(AIM OF THE EXERCISE):
Show only lines that include "title".

──────── DATA FOR PROCESSING ────────

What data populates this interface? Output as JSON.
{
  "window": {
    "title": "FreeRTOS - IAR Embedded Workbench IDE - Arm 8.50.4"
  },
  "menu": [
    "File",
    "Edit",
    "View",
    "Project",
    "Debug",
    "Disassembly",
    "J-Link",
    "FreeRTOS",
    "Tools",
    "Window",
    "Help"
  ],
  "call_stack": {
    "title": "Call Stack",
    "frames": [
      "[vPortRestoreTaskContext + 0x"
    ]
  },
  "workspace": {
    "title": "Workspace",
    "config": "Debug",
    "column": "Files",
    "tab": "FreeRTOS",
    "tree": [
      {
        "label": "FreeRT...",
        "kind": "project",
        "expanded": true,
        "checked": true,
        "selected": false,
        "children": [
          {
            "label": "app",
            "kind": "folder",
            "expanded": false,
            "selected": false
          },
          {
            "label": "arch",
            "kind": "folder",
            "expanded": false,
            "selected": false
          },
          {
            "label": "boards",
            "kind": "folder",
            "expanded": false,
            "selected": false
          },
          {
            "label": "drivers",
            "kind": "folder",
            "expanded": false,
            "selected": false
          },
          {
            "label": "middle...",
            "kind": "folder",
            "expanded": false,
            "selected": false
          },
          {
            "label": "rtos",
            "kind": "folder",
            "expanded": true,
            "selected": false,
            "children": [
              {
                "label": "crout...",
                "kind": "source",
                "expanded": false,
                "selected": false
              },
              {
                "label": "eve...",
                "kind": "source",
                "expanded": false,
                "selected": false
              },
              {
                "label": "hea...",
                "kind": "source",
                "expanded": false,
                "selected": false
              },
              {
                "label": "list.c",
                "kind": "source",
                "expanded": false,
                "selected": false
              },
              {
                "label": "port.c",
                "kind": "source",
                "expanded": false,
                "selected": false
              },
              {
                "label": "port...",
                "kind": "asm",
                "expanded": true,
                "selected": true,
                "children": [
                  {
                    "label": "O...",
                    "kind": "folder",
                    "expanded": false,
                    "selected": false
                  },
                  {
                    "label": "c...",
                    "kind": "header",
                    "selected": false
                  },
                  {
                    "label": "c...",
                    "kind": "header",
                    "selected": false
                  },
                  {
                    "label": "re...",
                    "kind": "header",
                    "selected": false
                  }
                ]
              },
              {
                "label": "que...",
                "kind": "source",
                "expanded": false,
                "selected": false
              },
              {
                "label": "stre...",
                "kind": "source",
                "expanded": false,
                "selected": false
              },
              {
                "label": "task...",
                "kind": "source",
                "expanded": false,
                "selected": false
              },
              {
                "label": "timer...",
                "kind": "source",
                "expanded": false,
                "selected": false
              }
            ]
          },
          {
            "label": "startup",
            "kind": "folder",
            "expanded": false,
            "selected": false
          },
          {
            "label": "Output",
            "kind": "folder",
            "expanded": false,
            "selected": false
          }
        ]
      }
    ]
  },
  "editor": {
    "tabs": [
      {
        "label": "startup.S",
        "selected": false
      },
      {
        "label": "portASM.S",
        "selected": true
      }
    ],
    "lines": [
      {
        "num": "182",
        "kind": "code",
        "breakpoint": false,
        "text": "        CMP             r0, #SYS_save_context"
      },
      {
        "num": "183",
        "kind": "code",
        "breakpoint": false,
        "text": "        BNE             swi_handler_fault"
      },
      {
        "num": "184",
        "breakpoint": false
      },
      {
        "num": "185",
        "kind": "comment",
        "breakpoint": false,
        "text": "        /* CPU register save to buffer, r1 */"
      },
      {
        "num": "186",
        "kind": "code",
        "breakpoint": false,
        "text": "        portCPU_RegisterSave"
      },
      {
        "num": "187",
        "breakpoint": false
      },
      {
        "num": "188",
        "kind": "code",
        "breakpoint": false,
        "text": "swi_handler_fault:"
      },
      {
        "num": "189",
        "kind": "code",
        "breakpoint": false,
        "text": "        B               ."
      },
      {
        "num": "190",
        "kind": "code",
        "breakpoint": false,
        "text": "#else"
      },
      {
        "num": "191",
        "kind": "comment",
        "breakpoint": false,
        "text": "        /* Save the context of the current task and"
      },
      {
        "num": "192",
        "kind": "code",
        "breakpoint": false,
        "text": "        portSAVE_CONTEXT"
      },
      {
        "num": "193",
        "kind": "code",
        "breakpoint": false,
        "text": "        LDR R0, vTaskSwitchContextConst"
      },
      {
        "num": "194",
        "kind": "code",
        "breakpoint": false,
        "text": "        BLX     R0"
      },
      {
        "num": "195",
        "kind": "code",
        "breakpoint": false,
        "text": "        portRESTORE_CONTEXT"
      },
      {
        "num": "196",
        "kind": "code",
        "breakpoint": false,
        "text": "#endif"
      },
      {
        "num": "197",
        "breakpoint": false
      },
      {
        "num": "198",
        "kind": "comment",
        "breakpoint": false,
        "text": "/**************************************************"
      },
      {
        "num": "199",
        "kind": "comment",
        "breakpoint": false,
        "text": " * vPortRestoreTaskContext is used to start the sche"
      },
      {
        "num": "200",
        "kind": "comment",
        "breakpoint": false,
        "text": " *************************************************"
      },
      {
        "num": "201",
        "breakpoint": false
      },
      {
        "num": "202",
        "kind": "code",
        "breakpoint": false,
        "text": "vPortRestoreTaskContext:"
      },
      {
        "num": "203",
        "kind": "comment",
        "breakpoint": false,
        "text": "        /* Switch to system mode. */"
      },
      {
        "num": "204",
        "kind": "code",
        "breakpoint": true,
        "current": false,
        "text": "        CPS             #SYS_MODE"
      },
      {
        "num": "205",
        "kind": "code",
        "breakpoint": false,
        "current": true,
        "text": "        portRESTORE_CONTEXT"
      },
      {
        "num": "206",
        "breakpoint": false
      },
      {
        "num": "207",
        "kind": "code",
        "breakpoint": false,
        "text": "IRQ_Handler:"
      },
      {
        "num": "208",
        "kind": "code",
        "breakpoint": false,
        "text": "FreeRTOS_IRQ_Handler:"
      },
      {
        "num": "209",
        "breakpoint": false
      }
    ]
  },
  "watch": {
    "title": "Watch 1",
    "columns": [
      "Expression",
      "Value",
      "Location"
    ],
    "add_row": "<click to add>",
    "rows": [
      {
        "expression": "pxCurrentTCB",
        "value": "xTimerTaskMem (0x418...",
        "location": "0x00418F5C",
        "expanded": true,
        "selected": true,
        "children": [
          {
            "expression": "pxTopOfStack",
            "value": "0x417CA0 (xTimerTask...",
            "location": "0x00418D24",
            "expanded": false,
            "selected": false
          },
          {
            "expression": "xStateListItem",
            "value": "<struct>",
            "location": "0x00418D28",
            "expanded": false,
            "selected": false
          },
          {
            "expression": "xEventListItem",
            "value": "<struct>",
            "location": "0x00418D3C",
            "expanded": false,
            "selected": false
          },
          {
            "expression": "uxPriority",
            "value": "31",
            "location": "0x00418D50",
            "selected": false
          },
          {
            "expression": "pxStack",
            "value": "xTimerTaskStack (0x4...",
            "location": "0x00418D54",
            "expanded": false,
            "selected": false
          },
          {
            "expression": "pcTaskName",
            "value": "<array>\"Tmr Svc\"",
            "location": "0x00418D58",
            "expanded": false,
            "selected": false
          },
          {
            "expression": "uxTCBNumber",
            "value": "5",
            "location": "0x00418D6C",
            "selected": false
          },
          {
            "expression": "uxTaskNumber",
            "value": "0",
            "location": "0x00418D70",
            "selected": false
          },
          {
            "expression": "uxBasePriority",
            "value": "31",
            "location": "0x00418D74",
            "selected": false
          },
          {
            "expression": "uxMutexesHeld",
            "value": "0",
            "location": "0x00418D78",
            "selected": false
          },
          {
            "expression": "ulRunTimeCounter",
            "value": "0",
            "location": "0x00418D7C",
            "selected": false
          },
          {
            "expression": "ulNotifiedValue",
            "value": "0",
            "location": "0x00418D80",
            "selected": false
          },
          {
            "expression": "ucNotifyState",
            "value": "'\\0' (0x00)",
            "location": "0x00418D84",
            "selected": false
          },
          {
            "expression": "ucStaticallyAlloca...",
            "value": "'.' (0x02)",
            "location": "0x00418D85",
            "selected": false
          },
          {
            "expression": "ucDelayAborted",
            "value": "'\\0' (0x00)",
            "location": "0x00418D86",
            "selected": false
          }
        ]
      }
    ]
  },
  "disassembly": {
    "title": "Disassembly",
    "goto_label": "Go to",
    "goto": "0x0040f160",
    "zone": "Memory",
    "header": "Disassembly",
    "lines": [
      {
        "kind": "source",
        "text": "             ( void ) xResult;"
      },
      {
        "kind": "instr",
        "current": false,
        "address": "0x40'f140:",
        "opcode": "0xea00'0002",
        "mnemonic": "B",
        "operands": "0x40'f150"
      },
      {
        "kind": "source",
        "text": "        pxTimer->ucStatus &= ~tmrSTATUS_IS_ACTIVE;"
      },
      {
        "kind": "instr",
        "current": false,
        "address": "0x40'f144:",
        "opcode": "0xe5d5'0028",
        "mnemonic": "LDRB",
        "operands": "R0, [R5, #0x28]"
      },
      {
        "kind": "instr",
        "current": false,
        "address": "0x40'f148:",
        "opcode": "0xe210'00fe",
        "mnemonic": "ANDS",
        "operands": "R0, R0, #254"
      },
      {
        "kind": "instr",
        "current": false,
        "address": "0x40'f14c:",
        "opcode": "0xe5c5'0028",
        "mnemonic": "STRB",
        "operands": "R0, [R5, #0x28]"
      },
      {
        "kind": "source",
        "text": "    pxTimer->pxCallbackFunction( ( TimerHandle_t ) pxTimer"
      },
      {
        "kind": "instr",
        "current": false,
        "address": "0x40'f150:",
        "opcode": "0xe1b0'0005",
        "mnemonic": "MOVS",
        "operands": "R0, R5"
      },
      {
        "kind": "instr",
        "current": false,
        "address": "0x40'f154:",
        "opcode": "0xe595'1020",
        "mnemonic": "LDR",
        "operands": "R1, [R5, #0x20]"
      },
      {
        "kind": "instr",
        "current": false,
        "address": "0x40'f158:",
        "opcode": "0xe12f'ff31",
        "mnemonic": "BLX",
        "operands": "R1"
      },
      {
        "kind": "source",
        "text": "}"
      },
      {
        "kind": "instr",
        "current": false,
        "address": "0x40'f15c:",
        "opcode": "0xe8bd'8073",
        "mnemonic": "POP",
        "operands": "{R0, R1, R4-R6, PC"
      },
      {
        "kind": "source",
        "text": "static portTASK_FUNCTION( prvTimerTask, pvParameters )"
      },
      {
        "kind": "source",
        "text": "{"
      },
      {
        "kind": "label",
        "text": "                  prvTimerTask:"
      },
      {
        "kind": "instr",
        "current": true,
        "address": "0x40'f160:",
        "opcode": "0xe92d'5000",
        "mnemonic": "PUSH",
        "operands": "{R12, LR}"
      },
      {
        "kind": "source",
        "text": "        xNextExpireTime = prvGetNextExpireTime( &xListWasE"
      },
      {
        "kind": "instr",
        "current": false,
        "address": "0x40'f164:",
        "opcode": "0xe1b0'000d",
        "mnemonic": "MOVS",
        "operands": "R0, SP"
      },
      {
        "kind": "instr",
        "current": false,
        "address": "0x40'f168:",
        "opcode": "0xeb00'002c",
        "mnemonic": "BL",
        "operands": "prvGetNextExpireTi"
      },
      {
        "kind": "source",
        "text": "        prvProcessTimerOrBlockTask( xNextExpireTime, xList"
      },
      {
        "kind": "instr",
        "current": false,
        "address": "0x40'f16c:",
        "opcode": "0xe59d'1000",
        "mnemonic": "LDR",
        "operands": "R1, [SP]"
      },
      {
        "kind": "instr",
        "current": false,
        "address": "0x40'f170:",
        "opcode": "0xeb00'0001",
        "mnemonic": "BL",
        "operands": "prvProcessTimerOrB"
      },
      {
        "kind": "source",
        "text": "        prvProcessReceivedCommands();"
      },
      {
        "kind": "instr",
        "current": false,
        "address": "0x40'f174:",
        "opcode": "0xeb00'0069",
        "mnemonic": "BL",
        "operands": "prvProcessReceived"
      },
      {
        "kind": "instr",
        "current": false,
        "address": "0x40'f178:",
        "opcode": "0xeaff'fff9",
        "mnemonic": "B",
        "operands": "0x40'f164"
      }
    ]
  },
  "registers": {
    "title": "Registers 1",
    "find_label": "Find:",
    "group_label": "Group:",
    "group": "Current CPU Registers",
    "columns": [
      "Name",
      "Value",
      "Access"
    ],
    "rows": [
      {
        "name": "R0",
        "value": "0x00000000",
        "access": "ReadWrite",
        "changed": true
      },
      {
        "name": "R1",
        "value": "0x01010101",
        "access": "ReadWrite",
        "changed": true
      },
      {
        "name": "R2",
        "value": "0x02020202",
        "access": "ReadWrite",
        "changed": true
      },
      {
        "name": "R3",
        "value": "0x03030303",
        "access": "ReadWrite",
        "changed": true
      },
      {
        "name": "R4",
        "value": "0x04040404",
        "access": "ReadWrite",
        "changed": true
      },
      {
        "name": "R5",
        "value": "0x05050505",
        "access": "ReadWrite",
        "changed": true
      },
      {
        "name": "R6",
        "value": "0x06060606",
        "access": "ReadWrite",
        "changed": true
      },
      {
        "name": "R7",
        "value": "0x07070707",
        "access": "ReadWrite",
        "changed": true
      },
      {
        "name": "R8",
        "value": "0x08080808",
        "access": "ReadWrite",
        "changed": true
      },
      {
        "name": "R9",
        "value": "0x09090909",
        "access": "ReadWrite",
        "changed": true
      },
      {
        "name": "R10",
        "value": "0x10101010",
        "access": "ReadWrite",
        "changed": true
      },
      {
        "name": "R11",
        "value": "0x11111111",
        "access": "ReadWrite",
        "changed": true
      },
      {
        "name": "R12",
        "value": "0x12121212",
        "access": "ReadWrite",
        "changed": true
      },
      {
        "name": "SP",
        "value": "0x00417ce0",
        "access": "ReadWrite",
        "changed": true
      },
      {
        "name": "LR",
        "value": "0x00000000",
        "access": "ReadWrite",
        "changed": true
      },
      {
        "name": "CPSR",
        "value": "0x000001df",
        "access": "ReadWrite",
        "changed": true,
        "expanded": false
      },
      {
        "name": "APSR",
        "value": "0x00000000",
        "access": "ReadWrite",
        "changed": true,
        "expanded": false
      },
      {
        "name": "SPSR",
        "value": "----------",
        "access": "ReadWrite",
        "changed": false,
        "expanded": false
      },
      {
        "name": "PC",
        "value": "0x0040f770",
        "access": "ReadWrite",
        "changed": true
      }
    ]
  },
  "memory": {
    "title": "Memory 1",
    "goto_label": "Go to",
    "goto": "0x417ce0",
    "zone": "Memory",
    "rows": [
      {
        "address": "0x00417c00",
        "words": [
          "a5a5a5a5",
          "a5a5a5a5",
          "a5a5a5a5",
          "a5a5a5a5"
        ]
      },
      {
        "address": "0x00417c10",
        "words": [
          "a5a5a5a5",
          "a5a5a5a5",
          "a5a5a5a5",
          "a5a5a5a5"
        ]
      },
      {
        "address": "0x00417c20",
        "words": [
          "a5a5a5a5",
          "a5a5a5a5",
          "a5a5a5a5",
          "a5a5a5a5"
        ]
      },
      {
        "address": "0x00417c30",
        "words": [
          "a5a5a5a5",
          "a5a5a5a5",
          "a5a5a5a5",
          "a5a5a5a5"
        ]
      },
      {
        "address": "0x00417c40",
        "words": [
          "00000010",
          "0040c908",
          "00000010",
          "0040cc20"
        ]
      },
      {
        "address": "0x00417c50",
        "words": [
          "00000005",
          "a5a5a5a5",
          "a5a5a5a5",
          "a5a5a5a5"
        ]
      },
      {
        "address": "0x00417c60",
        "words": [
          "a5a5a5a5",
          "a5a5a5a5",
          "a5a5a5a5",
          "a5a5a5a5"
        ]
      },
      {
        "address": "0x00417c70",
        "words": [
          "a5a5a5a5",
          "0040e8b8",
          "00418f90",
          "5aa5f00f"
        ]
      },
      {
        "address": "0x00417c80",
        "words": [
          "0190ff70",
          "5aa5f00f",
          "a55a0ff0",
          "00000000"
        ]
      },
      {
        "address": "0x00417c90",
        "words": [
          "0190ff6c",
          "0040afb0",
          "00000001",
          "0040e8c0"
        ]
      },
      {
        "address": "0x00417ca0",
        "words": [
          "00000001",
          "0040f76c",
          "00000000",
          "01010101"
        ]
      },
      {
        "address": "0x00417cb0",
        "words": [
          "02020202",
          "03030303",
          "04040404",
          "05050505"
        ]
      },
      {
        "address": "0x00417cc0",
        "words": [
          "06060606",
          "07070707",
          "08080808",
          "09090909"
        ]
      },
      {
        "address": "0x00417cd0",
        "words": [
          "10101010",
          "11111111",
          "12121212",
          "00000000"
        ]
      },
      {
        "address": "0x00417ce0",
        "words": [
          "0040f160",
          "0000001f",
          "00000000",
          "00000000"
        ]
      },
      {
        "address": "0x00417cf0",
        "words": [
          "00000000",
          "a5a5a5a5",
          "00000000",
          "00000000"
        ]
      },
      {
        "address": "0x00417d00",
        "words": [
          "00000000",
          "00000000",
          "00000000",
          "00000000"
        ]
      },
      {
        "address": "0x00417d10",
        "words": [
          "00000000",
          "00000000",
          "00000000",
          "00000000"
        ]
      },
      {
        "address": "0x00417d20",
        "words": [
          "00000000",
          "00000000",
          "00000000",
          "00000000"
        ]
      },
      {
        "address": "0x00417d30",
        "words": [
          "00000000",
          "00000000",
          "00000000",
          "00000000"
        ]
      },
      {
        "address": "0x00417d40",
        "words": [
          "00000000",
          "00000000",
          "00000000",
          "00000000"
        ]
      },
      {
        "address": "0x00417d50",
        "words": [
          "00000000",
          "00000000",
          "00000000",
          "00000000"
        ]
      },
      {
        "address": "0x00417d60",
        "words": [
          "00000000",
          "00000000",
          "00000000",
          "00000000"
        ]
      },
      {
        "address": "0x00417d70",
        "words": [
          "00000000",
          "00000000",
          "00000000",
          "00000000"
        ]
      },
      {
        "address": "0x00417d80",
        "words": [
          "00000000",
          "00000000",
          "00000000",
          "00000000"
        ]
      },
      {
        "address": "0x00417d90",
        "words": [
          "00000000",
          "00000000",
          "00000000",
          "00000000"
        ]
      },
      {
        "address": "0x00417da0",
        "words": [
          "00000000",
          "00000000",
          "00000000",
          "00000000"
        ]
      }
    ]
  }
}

────────

(WRITTEN REPLY):
    "title": "FreeRTOS - IAR Embedded Workbench IDE - Arm 8.50.4"
    "title": "Call Stack",
    "title": "Workspace",
    "title": "Watch 1",
    "title": "Disassembly",
    "title": "Registers 1",
    "title": "Memory 1",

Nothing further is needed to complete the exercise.